● **WORK REQUIRED**: Scan the records for the string "name"; copy each line where it occurs.

---*---

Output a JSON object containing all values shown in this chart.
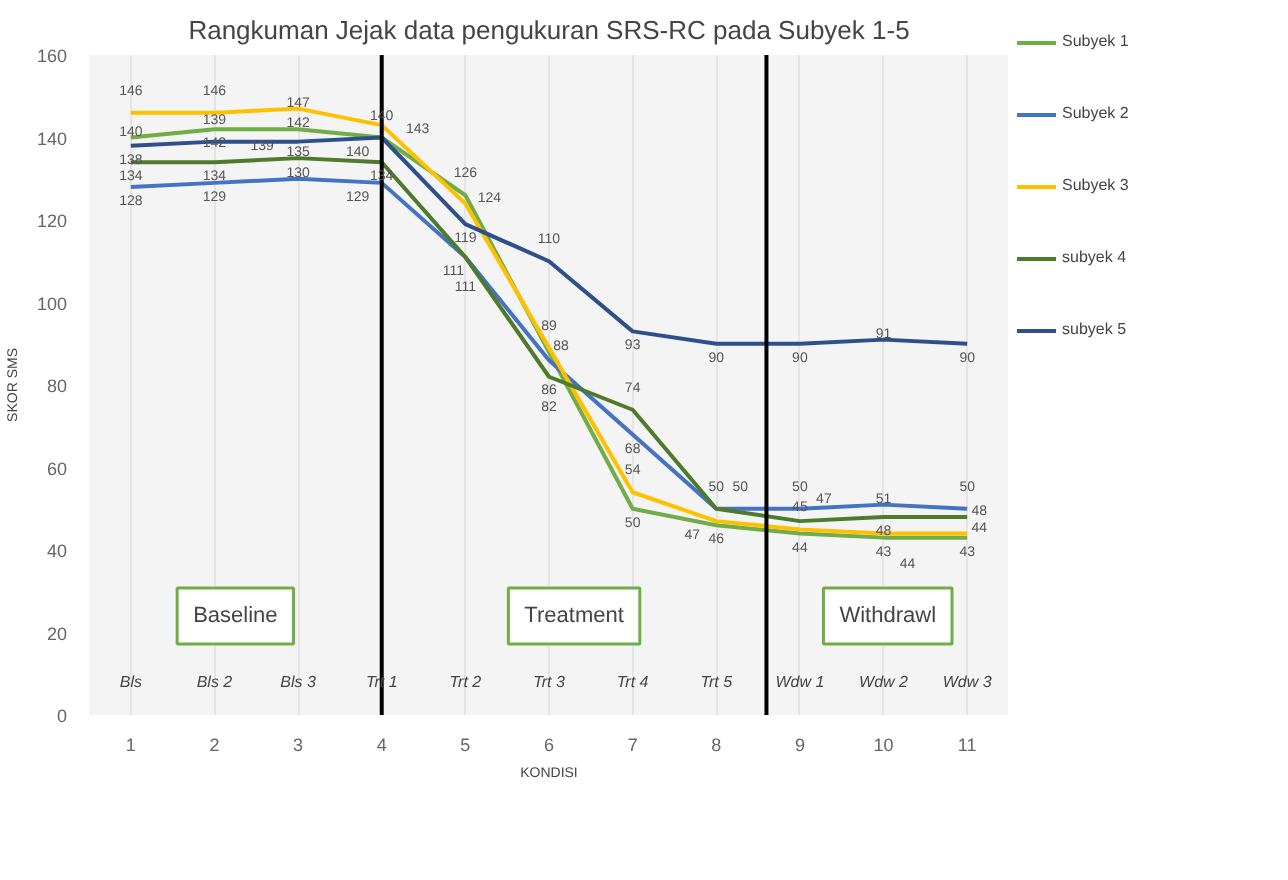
{
  "chart_data": {
    "type": "line",
    "title": "Rangkuman Jejak data pengukuran SRS-RC pada Subyek 1-5",
    "xlabel": "KONDISI",
    "ylabel": "SKOR SMS",
    "x": [
      1,
      2,
      3,
      4,
      5,
      6,
      7,
      8,
      9,
      10,
      11
    ],
    "series": [
      {
        "name": "Subyek 1",
        "color": "#70ad47",
        "values": [
          140,
          142,
          142,
          140,
          126,
          88,
          50,
          46,
          44,
          43,
          43
        ]
      },
      {
        "name": "Subyek 2",
        "color": "#4472c4",
        "values": [
          128,
          129,
          130,
          129,
          111,
          86,
          68,
          50,
          50,
          51,
          50
        ]
      },
      {
        "name": "Subyek 3",
        "color": "#ffc000",
        "values": [
          146,
          146,
          147,
          143,
          124,
          89,
          54,
          47,
          45,
          44,
          44
        ]
      },
      {
        "name": "subyek 4",
        "color": "#4e7a2c",
        "values": [
          134,
          134,
          135,
          134,
          111,
          82,
          74,
          50,
          47,
          48,
          48
        ]
      },
      {
        "name": "subyek 5",
        "color": "#2f4f8a",
        "values": [
          138,
          139,
          139,
          140,
          119,
          110,
          93,
          90,
          90,
          91,
          90
        ]
      }
    ],
    "xlim": [
      0.5,
      11.5
    ],
    "ylim": [
      0,
      160
    ],
    "xticks": [
      1,
      2,
      3,
      4,
      5,
      6,
      7,
      8,
      9,
      10,
      11
    ],
    "yticks": [
      0,
      20,
      40,
      60,
      80,
      100,
      120,
      140,
      160
    ],
    "ref_lines": [
      {
        "axis": "x",
        "value": 4,
        "color": "#000000"
      },
      {
        "axis": "x",
        "value": 8.6,
        "color": "#000000"
      }
    ],
    "annotations": [
      "Baseline",
      "Treatment",
      "Withdrawl",
      "Bls",
      "Bls 2",
      "Bls 3",
      "Trt 1",
      "Trt 2",
      "Trt 3",
      "Trt 4",
      "Trt 5",
      "Wdw 1",
      "Wdw 2",
      "Wdw 3"
    ],
    "data_labels": true,
    "grid": "x",
    "legend": "right",
    "marker": "none",
    "line_style": "solid"
  }
}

---*---

● **OUTPUT FOR THIS EXERCISE**:
        "name": "Subyek 1",
        "name": "Subyek 2",
        "name": "Subyek 3",
        "name": "subyek 4",
        "name": "subyek 5",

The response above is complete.